Listed below are entries; give the number of lines among them that include "balance", and only that number.

+ + + + +

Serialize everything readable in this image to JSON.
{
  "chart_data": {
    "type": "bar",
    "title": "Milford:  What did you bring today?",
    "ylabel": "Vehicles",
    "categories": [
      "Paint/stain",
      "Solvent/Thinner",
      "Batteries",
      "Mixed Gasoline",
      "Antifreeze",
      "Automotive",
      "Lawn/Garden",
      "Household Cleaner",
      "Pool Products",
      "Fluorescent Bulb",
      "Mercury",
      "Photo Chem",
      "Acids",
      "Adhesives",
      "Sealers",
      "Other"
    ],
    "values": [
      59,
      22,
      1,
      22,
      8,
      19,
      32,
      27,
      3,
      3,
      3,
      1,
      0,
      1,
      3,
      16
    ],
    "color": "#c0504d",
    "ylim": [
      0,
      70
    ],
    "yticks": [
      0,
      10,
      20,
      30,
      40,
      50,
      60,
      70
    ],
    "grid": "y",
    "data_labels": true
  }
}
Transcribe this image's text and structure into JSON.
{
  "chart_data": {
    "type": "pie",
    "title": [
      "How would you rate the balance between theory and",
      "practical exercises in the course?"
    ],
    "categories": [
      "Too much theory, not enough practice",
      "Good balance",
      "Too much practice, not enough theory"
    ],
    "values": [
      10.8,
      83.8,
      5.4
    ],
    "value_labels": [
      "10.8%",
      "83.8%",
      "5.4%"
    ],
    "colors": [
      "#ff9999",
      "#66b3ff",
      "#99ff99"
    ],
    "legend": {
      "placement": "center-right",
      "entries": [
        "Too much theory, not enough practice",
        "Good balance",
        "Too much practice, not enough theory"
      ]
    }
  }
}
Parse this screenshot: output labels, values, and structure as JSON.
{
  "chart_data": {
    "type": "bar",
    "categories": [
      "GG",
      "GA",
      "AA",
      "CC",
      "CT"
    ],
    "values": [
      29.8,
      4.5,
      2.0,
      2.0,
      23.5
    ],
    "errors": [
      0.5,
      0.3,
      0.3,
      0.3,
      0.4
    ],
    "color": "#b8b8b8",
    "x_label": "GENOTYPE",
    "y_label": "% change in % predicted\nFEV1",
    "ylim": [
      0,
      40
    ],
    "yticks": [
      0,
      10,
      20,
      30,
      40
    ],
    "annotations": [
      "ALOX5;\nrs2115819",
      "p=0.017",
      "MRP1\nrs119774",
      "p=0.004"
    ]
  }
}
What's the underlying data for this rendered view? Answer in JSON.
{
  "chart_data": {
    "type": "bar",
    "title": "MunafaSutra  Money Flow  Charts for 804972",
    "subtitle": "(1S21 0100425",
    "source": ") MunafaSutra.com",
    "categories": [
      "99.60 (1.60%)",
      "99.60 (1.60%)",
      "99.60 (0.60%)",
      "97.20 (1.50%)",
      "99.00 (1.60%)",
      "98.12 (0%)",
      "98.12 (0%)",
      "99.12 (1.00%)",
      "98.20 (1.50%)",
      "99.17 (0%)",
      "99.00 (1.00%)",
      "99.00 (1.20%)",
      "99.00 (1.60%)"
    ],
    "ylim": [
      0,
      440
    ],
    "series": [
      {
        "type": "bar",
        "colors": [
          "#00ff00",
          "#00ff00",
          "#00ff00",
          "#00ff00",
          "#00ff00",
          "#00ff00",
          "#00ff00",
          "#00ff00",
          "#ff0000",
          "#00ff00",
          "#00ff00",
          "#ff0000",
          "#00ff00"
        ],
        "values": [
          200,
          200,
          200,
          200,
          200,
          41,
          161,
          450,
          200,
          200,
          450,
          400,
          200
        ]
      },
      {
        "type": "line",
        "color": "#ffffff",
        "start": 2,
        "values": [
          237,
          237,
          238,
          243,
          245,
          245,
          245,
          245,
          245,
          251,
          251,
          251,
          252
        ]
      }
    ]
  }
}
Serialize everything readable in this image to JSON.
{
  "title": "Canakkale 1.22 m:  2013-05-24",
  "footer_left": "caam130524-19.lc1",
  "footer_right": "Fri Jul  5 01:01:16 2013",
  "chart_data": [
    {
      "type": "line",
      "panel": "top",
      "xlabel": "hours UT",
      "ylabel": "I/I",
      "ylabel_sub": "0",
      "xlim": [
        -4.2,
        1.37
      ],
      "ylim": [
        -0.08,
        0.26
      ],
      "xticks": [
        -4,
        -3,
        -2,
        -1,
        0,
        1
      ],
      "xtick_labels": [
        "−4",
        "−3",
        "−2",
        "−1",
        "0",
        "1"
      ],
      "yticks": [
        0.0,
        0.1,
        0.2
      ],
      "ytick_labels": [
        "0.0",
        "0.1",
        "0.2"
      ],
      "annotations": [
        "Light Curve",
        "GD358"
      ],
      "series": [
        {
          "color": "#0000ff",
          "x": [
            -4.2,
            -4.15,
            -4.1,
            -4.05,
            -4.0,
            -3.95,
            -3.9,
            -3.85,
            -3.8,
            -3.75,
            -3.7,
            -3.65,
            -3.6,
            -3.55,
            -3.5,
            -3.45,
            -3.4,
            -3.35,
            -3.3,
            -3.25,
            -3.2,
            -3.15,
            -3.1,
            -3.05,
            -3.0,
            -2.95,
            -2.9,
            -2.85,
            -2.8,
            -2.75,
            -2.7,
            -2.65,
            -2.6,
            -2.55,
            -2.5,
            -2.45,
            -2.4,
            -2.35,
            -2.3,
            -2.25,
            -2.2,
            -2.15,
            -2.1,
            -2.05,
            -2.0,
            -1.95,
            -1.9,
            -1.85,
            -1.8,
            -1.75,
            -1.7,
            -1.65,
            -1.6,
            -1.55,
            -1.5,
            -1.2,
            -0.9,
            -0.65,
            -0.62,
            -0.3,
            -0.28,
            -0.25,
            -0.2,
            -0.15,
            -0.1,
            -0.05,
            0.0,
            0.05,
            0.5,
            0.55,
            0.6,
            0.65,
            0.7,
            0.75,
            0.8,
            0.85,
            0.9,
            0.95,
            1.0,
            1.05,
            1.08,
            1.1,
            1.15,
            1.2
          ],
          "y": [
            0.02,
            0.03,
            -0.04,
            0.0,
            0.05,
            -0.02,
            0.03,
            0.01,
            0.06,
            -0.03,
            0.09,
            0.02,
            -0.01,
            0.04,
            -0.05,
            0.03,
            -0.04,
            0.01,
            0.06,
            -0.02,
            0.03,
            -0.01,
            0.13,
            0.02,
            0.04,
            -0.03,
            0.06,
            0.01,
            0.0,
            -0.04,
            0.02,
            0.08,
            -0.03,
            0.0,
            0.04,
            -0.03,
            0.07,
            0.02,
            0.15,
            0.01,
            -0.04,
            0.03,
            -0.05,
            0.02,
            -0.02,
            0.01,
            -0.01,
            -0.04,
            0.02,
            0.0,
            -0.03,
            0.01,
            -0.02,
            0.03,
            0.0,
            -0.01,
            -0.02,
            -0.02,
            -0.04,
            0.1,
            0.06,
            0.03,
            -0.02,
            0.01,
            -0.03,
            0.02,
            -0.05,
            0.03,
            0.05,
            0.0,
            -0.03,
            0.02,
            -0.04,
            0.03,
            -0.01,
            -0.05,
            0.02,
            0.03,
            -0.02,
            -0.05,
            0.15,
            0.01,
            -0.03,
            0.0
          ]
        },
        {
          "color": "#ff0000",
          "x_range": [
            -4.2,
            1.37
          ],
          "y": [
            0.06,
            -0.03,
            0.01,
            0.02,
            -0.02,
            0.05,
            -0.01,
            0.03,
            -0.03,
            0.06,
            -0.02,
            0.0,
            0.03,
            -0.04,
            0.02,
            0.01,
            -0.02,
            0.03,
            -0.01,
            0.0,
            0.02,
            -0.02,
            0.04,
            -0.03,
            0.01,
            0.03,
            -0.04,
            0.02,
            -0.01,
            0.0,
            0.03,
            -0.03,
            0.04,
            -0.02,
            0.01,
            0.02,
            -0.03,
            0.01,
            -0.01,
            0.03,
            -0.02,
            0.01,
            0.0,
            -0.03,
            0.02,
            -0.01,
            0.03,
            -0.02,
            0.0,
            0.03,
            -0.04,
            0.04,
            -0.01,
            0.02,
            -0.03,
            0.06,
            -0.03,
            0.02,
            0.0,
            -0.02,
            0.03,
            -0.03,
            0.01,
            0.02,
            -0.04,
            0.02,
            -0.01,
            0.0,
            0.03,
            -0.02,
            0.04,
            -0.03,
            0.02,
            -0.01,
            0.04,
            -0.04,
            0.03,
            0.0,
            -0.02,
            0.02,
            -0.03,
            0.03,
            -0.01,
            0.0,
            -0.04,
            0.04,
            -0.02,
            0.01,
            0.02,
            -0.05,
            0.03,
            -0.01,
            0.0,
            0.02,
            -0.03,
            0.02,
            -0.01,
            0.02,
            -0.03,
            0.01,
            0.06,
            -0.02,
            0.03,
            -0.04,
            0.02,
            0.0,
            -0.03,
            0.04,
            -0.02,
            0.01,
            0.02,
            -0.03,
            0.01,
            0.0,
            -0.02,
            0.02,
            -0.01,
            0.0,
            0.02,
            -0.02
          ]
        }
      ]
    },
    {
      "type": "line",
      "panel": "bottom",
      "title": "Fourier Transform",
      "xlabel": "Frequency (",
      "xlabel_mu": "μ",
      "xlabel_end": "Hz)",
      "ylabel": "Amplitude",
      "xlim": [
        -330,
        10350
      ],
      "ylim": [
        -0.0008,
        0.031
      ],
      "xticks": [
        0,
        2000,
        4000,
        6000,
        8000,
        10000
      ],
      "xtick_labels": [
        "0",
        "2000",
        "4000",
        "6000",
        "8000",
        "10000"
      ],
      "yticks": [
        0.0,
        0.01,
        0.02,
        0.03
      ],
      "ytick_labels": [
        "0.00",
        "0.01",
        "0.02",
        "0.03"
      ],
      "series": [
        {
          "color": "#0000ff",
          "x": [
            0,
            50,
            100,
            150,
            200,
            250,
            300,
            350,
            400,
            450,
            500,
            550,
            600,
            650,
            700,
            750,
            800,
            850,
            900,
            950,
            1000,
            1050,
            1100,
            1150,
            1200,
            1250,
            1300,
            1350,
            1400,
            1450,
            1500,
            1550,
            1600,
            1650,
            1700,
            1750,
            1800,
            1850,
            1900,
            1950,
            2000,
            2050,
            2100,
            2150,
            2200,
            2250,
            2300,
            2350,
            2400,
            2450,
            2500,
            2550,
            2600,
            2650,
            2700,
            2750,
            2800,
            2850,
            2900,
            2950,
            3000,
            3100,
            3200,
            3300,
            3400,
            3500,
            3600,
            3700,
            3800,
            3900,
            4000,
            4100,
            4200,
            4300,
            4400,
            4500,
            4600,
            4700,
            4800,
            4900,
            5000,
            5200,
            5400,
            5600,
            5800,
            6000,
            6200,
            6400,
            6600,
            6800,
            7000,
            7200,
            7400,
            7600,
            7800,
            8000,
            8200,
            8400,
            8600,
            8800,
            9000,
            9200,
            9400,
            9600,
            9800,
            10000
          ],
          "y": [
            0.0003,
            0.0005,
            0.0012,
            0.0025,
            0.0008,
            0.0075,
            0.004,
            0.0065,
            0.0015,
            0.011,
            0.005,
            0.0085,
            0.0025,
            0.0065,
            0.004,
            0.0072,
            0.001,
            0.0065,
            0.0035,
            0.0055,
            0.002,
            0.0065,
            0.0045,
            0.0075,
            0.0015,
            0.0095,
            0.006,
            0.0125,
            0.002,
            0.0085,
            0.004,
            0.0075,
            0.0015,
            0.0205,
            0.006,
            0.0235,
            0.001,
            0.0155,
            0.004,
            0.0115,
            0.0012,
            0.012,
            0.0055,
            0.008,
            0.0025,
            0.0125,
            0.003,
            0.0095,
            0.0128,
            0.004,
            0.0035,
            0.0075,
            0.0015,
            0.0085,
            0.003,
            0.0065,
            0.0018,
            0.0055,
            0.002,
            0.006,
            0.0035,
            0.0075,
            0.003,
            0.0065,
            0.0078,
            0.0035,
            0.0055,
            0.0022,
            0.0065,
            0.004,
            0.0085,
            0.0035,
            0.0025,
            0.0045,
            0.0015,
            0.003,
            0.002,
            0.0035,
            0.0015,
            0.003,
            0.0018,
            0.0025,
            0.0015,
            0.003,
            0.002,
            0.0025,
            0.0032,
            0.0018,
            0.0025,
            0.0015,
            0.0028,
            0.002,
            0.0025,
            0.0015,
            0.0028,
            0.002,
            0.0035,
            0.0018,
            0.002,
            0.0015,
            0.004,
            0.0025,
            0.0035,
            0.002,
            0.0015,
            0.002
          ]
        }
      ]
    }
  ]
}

+ + + + +

Completed task: 3